### WHAT IS REQUIRED
Copy out each line below that has the word "一键导入" in it.

[Data records]

──────────

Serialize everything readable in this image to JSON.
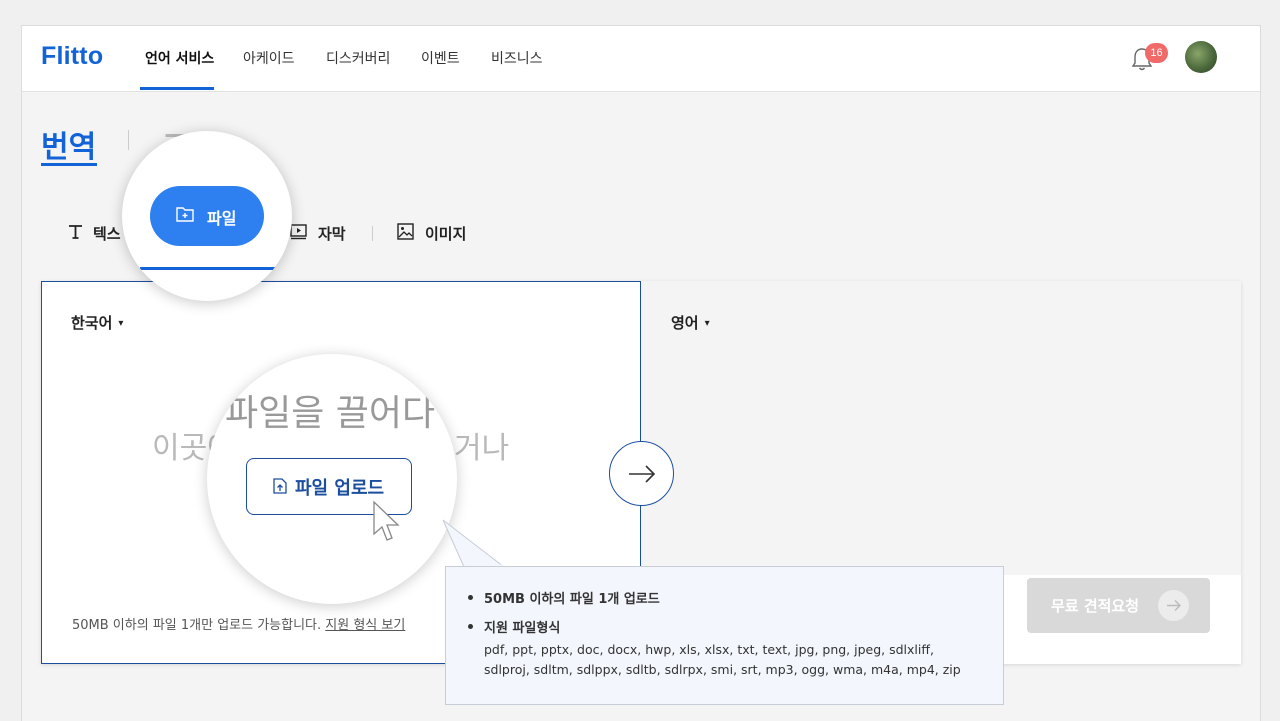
{
  "nav": {
    "logo": "Flitto",
    "items": [
      "언어 서비스",
      "아케이드",
      "디스커버리",
      "이벤트",
      "비즈니스"
    ],
    "active_index": 0,
    "notification_count": "16"
  },
  "header_tabs": {
    "translate": "번역",
    "ghost_tab": "교정"
  },
  "sub_tabs": {
    "text": "텍스",
    "file": "파일",
    "subtitle": "자막",
    "image": "이미지"
  },
  "source": {
    "language": "한국어",
    "drop_line1": "파일을 끌어다",
    "drop_line2": "이곳에 놓거나",
    "drop_line2_left": "이곳에",
    "drop_line2_right": "거나",
    "upload_label": "파일 업로드",
    "footnote": "50MB 이하의 파일 1개만 업로드 가능합니다.",
    "footnote_link": "지원 형식 보기"
  },
  "target": {
    "language": "영어"
  },
  "quote_button": "무료 견적요청",
  "tooltip": {
    "item1": "50MB 이하의 파일 1개 업로드",
    "item2": "지원 파일형식",
    "formats_line1": "pdf, ppt, pptx, doc, docx, hwp, xls, xlsx, txt, text, jpg, png, jpeg, sdlxliff,",
    "formats_line2": "sdlproj, sdltm, sdlppx, sdltb, sdlrpx, smi, srt, mp3, ogg, wma, m4a, mp4, zip"
  },
  "colors": {
    "brand": "#1262d8",
    "accent_pill": "#2e7ff0",
    "badge": "#f06a6a",
    "disabled": "#d9d9d9"
  }
}
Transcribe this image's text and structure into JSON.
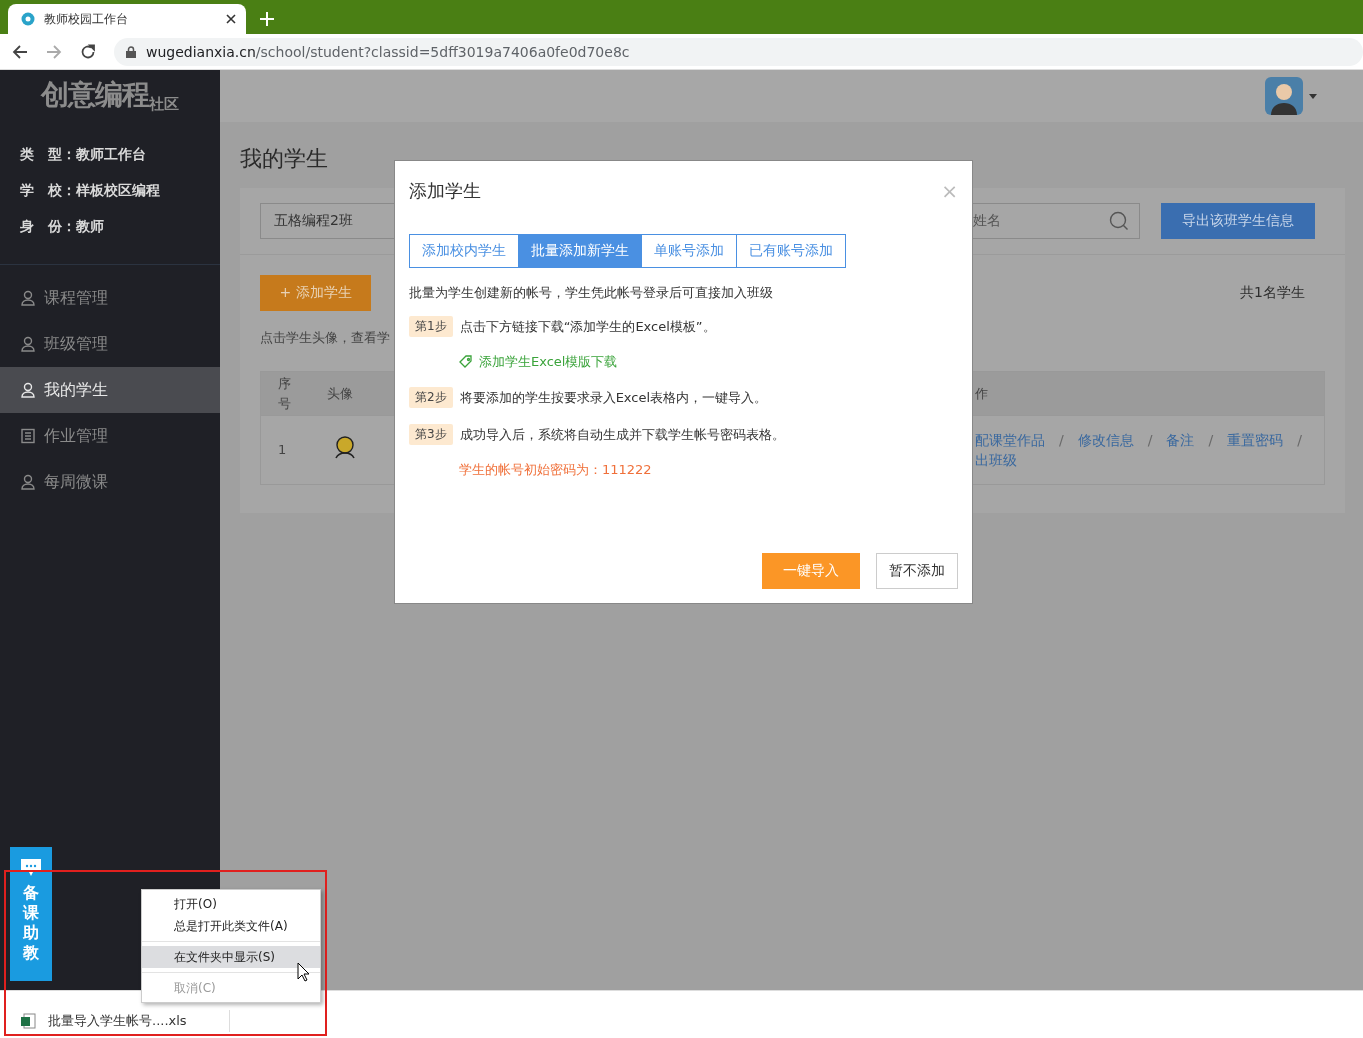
{
  "browser": {
    "tab_title": "教师校园工作台",
    "url_host": "wugedianxia.cn",
    "url_path": "/school/student?classid=5dff3019a7406a0fe0d70e8c"
  },
  "sidebar": {
    "logo": "创意编程",
    "logo_suffix": "社区",
    "info": [
      {
        "label": "类　型：",
        "value": "教师工作台"
      },
      {
        "label": "学　校：",
        "value": "样板校区编程"
      },
      {
        "label": "身　份：",
        "value": "教师"
      }
    ],
    "items": [
      {
        "label": "课程管理",
        "kind": "user",
        "selected": false
      },
      {
        "label": "班级管理",
        "kind": "user",
        "selected": false
      },
      {
        "label": "我的学生",
        "kind": "user",
        "selected": true
      },
      {
        "label": "作业管理",
        "kind": "doc",
        "selected": false
      },
      {
        "label": "每周微课",
        "kind": "user",
        "selected": false
      }
    ]
  },
  "page": {
    "title": "我的学生",
    "class_select": "五格编程2班",
    "search": {
      "placeholder": "姓名"
    },
    "export_button": "导出该班学生信息",
    "add_button": "+ 添加学生",
    "count": "共1名学生",
    "hint": "点击学生头像，查看学",
    "table": {
      "columns": [
        "序号",
        "头像",
        "作"
      ],
      "rows": [
        {
          "index": "1",
          "actions": [
            "配课堂作品",
            "修改信息",
            "备注",
            "重置密码"
          ],
          "action_separator": "/",
          "actions_line_2": "出班级"
        }
      ]
    }
  },
  "dialog": {
    "title": "添加学生",
    "close": "×",
    "tabs": [
      {
        "label": "添加校内学生",
        "selected": false
      },
      {
        "label": "批量添加新学生",
        "selected": true
      },
      {
        "label": "单账号添加",
        "selected": false
      },
      {
        "label": "已有账号添加",
        "selected": false
      }
    ],
    "intro": "批量为学生创建新的帐号，学生凭此帐号登录后可直接加入班级",
    "steps": [
      {
        "badge": "第1步",
        "text": "点击下方链接下载“添加学生的Excel模板”。"
      },
      {
        "kind": "link",
        "text": "添加学生Excel模版下载"
      },
      {
        "badge": "第2步",
        "text": "将要添加的学生按要求录入Excel表格内，一键导入。"
      },
      {
        "badge": "第3步",
        "text": "成功导入后，系统将自动生成并下载学生帐号密码表格。"
      },
      {
        "kind": "note",
        "text": "学生的帐号初始密码为：111222"
      }
    ],
    "buttons": [
      {
        "label": "一键导入",
        "kind": "primary"
      },
      {
        "label": "暂不添加",
        "kind": "default"
      }
    ]
  },
  "helper": {
    "label": "备课助教"
  },
  "context_menu": {
    "items": [
      {
        "label": "打开(O)",
        "disabled": false,
        "selected": false
      },
      {
        "label": "总是打开此类文件(A)",
        "disabled": false,
        "selected": false
      },
      {
        "kind": "separator"
      },
      {
        "label": "在文件夹中显示(S)",
        "disabled": false,
        "selected": true
      },
      {
        "kind": "separator"
      },
      {
        "label": "取消(C)",
        "disabled": true,
        "selected": false
      }
    ]
  },
  "download": {
    "filename": "批量导入学生帐号....xls"
  }
}
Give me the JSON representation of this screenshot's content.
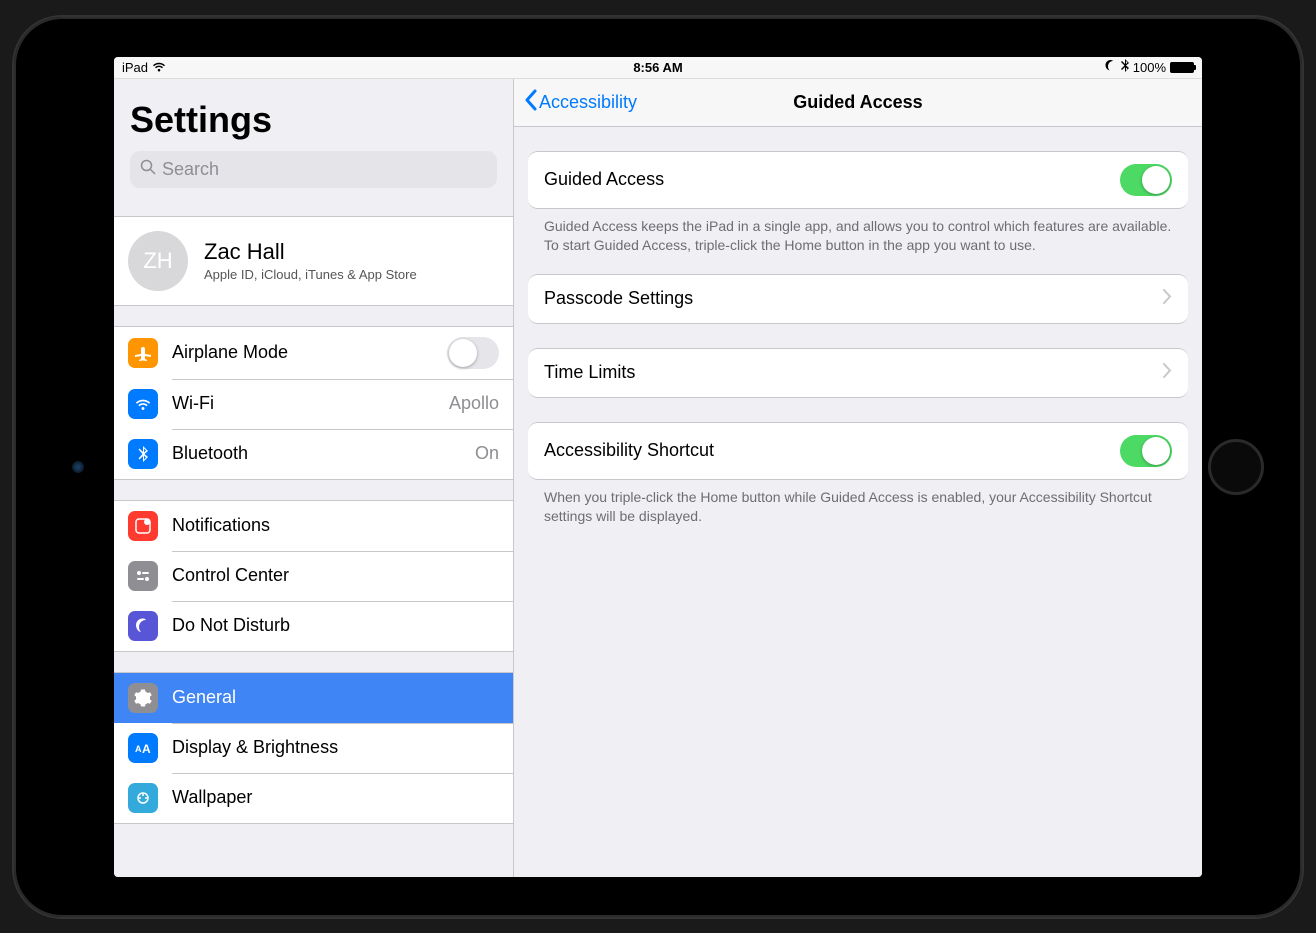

──────────

### ANSWER TO THIS EXERCISE
        "text": "将要添加的学生按要求录入Excel表格内，一键导入。"
        "label": "一键导入",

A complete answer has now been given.